## EXERCISE
Every line below is to be copied exactly, with the pictures left out.

Website and app data records
· · · · · · ·

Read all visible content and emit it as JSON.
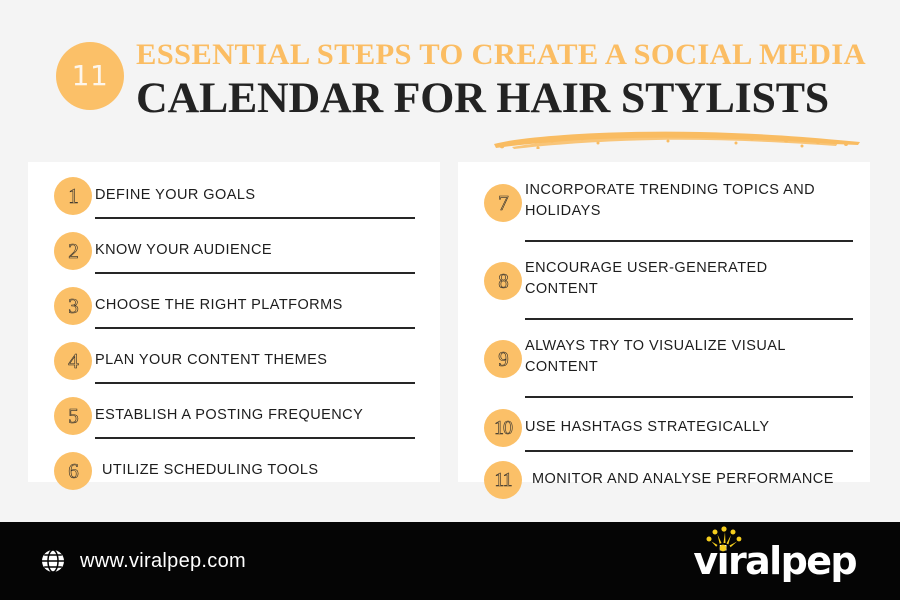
{
  "header": {
    "badge_number": "11",
    "title_line1": "ESSENTIAL STEPS TO CREATE A SOCIAL MEDIA",
    "title_line2": "CALENDAR FOR HAIR STYLISTS",
    "accent_color": "#FBC068",
    "title_color": "#232323",
    "brush_underline_color": "#F9BC62"
  },
  "background_color": "#F4F4F4",
  "card_color": "#FFFFFF",
  "left_column": {
    "items": [
      {
        "number": "1",
        "text": "DEFINE YOUR GOALS"
      },
      {
        "number": "2",
        "text": "KNOW YOUR AUDIENCE"
      },
      {
        "number": "3",
        "text": "CHOOSE THE RIGHT PLATFORMS"
      },
      {
        "number": "4",
        "text": "PLAN YOUR CONTENT THEMES"
      },
      {
        "number": "5",
        "text": "ESTABLISH A POSTING FREQUENCY"
      },
      {
        "number": "6",
        "text": "UTILIZE SCHEDULING TOOLS"
      }
    ]
  },
  "right_column": {
    "items": [
      {
        "number": "7",
        "text": "INCORPORATE TRENDING TOPICS AND HOLIDAYS"
      },
      {
        "number": "8",
        "text": "ENCOURAGE USER-GENERATED CONTENT"
      },
      {
        "number": "9",
        "text": "ALWAYS TRY TO VISUALIZE VISUAL CONTENT"
      },
      {
        "number": "10",
        "text": "USE HASHTAGS STRATEGICALLY"
      },
      {
        "number": "11",
        "text": "MONITOR AND ANALYSE PERFORMANCE"
      }
    ]
  },
  "footer": {
    "background_color": "#050505",
    "url": "www.viralpep.com",
    "globe_icon": "globe-icon",
    "logo_text": "viralpep",
    "logo_sparkle_color": "#F5CE1E",
    "logo_text_color": "#FFFFFF"
  }
}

· · · · · · ·

## TASK OUTPUT
Read all visible content and emit it as JSON.
{
  "header": {
    "badge_number": "11",
    "title_line1": "ESSENTIAL STEPS TO CREATE A SOCIAL MEDIA",
    "title_line2": "CALENDAR FOR HAIR STYLISTS",
    "accent_color": "#FBC068",
    "title_color": "#232323",
    "brush_underline_color": "#F9BC62"
  },
  "background_color": "#F4F4F4",
  "card_color": "#FFFFFF",
  "left_column": {
    "items": [
      {
        "number": "1",
        "text": "DEFINE YOUR GOALS"
      },
      {
        "number": "2",
        "text": "KNOW YOUR AUDIENCE"
      },
      {
        "number": "3",
        "text": "CHOOSE THE RIGHT PLATFORMS"
      },
      {
        "number": "4",
        "text": "PLAN YOUR CONTENT THEMES"
      },
      {
        "number": "5",
        "text": "ESTABLISH A POSTING FREQUENCY"
      },
      {
        "number": "6",
        "text": "UTILIZE SCHEDULING TOOLS"
      }
    ]
  },
  "right_column": {
    "items": [
      {
        "number": "7",
        "text": "INCORPORATE TRENDING TOPICS AND HOLIDAYS"
      },
      {
        "number": "8",
        "text": "ENCOURAGE USER-GENERATED CONTENT"
      },
      {
        "number": "9",
        "text": "ALWAYS TRY TO VISUALIZE VISUAL CONTENT"
      },
      {
        "number": "10",
        "text": "USE HASHTAGS STRATEGICALLY"
      },
      {
        "number": "11",
        "text": "MONITOR AND ANALYSE PERFORMANCE"
      }
    ]
  },
  "footer": {
    "background_color": "#050505",
    "url": "www.viralpep.com",
    "globe_icon": "globe-icon",
    "logo_text": "viralpep",
    "logo_sparkle_color": "#F5CE1E",
    "logo_text_color": "#FFFFFF"
  }
}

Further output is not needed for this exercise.